## [Given information]

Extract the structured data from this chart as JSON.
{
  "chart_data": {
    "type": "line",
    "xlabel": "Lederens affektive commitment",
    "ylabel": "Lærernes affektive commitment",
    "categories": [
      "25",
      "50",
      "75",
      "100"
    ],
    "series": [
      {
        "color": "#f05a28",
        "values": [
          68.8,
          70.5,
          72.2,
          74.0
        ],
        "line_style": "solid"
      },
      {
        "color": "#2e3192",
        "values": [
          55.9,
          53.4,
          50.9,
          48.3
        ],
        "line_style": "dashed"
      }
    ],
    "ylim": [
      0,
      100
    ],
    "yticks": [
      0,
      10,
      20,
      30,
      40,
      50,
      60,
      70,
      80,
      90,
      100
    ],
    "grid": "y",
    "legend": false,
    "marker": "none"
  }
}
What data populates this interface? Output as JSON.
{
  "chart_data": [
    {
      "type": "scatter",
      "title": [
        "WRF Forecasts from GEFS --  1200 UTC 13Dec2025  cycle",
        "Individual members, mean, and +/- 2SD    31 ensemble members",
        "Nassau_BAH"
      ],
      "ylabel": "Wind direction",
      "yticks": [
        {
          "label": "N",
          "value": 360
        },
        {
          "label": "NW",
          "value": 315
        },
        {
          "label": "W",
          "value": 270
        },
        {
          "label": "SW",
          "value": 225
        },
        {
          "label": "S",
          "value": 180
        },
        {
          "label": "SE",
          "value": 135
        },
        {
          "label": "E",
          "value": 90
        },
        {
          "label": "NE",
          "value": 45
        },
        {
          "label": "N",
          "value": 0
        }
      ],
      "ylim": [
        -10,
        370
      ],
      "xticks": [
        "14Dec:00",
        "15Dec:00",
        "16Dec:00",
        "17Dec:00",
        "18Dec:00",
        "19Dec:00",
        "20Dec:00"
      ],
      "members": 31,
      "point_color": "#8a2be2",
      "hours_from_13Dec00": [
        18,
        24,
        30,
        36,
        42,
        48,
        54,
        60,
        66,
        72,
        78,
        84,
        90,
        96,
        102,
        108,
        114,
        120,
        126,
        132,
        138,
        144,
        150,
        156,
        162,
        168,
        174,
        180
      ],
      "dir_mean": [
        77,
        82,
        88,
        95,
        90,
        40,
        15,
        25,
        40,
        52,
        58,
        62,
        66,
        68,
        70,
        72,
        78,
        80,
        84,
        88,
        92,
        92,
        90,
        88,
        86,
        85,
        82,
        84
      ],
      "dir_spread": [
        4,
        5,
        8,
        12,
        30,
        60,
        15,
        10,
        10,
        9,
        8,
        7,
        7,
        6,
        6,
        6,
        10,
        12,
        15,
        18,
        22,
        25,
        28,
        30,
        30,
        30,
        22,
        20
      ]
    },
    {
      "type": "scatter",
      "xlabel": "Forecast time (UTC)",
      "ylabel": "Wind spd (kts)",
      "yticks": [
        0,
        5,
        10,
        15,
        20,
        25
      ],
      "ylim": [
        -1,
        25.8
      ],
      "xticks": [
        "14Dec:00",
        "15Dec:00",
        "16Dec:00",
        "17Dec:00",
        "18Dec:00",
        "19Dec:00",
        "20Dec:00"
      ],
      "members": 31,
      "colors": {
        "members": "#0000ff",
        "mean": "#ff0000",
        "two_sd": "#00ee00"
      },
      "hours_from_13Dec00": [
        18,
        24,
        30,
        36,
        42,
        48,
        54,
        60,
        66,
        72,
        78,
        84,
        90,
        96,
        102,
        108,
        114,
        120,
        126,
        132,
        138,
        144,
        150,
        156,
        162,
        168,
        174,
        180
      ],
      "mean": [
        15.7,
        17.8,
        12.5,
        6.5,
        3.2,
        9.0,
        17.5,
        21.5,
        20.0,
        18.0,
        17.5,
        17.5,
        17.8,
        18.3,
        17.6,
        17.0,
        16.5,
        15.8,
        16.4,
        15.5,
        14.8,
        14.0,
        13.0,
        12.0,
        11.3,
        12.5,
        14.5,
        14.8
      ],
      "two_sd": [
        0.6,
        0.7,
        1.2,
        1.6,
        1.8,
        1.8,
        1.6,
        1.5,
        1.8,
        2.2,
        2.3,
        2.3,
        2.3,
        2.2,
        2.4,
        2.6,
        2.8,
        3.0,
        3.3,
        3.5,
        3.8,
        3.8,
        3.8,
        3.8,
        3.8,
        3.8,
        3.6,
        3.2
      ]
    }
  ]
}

## [Your goal]
Transcribe every entry verbatim.

## [Solution]
Extract the structured data from this chart as JSON.
{
  "chart_data": {
    "type": "line",
    "xlabel": "Lederens affektive commitment",
    "ylabel": "Lærernes affektive commitment",
    "categories": [
      "25",
      "50",
      "75",
      "100"
    ],
    "series": [
      {
        "color": "#f05a28",
        "values": [
          68.8,
          70.5,
          72.2,
          74.0
        ],
        "line_style": "solid"
      },
      {
        "color": "#2e3192",
        "values": [
          55.9,
          53.4,
          50.9,
          48.3
        ],
        "line_style": "dashed"
      }
    ],
    "ylim": [
      0,
      100
    ],
    "yticks": [
      0,
      10,
      20,
      30,
      40,
      50,
      60,
      70,
      80,
      90,
      100
    ],
    "grid": "y",
    "legend": false,
    "marker": "none"
  }
}
What data populates this interface? Output as JSON.
{
  "chart_data": [
    {
      "type": "scatter",
      "title": [
        "WRF Forecasts from GEFS --  1200 UTC 13Dec2025  cycle",
        "Individual members, mean, and +/- 2SD    31 ensemble members",
        "Nassau_BAH"
      ],
      "ylabel": "Wind direction",
      "yticks": [
        {
          "label": "N",
          "value": 360
        },
        {
          "label": "NW",
          "value": 315
        },
        {
          "label": "W",
          "value": 270
        },
        {
          "label": "SW",
          "value": 225
        },
        {
          "label": "S",
          "value": 180
        },
        {
          "label": "SE",
          "value": 135
        },
        {
          "label": "E",
          "value": 90
        },
        {
          "label": "NE",
          "value": 45
        },
        {
          "label": "N",
          "value": 0
        }
      ],
      "ylim": [
        -10,
        370
      ],
      "xticks": [
        "14Dec:00",
        "15Dec:00",
        "16Dec:00",
        "17Dec:00",
        "18Dec:00",
        "19Dec:00",
        "20Dec:00"
      ],
      "members": 31,
      "point_color": "#8a2be2",
      "hours_from_13Dec00": [
        18,
        24,
        30,
        36,
        42,
        48,
        54,
        60,
        66,
        72,
        78,
        84,
        90,
        96,
        102,
        108,
        114,
        120,
        126,
        132,
        138,
        144,
        150,
        156,
        162,
        168,
        174,
        180
      ],
      "dir_mean": [
        77,
        82,
        88,
        95,
        90,
        40,
        15,
        25,
        40,
        52,
        58,
        62,
        66,
        68,
        70,
        72,
        78,
        80,
        84,
        88,
        92,
        92,
        90,
        88,
        86,
        85,
        82,
        84
      ],
      "dir_spread": [
        4,
        5,
        8,
        12,
        30,
        60,
        15,
        10,
        10,
        9,
        8,
        7,
        7,
        6,
        6,
        6,
        10,
        12,
        15,
        18,
        22,
        25,
        28,
        30,
        30,
        30,
        22,
        20
      ]
    },
    {
      "type": "scatter",
      "xlabel": "Forecast time (UTC)",
      "ylabel": "Wind spd (kts)",
      "yticks": [
        0,
        5,
        10,
        15,
        20,
        25
      ],
      "ylim": [
        -1,
        25.8
      ],
      "xticks": [
        "14Dec:00",
        "15Dec:00",
        "16Dec:00",
        "17Dec:00",
        "18Dec:00",
        "19Dec:00",
        "20Dec:00"
      ],
      "members": 31,
      "colors": {
        "members": "#0000ff",
        "mean": "#ff0000",
        "two_sd": "#00ee00"
      },
      "hours_from_13Dec00": [
        18,
        24,
        30,
        36,
        42,
        48,
        54,
        60,
        66,
        72,
        78,
        84,
        90,
        96,
        102,
        108,
        114,
        120,
        126,
        132,
        138,
        144,
        150,
        156,
        162,
        168,
        174,
        180
      ],
      "mean": [
        15.7,
        17.8,
        12.5,
        6.5,
        3.2,
        9.0,
        17.5,
        21.5,
        20.0,
        18.0,
        17.5,
        17.5,
        17.8,
        18.3,
        17.6,
        17.0,
        16.5,
        15.8,
        16.4,
        15.5,
        14.8,
        14.0,
        13.0,
        12.0,
        11.3,
        12.5,
        14.5,
        14.8
      ],
      "two_sd": [
        0.6,
        0.7,
        1.2,
        1.6,
        1.8,
        1.8,
        1.6,
        1.5,
        1.8,
        2.2,
        2.3,
        2.3,
        2.3,
        2.2,
        2.4,
        2.6,
        2.8,
        3.0,
        3.3,
        3.5,
        3.8,
        3.8,
        3.8,
        3.8,
        3.8,
        3.8,
        3.6,
        3.2
      ]
    }
  ]
}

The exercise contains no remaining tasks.